◆ PROBLEM: Copy out each line featuring the string "JSON" from the entries beneath.

** Begin SUPPLIED MATERIAL **

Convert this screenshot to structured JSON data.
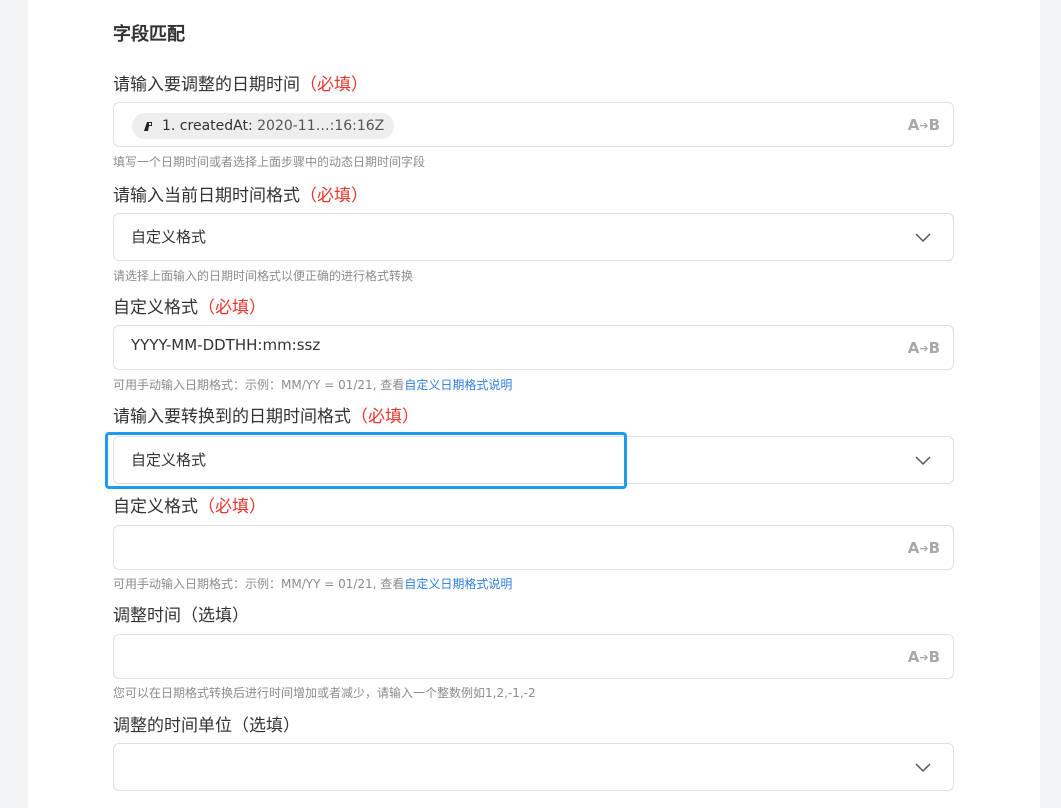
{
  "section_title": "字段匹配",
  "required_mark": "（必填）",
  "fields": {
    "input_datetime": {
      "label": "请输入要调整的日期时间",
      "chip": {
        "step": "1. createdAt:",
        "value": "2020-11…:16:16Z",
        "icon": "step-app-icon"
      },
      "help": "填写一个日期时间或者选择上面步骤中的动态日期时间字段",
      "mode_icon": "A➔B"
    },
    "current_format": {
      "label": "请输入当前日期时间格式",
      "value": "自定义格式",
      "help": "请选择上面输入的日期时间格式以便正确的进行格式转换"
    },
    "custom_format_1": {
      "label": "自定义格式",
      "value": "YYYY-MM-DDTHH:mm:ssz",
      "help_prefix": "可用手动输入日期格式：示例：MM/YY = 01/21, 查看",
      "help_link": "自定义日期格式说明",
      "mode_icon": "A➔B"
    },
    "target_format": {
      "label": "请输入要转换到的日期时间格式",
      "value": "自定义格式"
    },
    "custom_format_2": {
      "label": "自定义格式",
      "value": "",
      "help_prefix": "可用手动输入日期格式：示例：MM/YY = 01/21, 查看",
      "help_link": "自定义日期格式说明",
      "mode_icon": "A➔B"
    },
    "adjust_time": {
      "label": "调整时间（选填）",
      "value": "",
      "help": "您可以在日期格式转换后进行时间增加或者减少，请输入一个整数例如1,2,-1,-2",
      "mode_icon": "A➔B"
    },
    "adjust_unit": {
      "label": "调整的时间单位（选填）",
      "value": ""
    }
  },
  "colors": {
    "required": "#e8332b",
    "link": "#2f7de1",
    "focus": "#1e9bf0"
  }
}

** End SUPPLIED MATERIAL **
** Begin SUPPLIED MATERIAL **

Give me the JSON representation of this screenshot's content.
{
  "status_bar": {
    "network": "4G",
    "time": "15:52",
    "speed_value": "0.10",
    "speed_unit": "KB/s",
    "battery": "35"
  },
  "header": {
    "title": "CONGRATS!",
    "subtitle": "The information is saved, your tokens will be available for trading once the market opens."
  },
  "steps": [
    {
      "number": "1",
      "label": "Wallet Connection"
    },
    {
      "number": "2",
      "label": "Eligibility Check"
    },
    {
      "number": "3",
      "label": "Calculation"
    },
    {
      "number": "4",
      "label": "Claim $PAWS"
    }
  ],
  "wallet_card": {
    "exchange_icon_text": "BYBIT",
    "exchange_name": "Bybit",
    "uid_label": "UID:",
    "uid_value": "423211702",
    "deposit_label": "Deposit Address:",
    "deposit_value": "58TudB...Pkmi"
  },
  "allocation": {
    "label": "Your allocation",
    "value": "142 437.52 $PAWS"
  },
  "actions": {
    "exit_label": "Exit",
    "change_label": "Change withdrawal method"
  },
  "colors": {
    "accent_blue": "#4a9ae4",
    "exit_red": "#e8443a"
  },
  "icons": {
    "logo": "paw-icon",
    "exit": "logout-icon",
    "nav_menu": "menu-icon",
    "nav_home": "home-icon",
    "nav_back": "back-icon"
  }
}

** End SUPPLIED MATERIAL **

◆ EXERCISE RESPONSE:
Convert this screenshot to structured JSON data.
Give me the JSON representation of this screenshot's content.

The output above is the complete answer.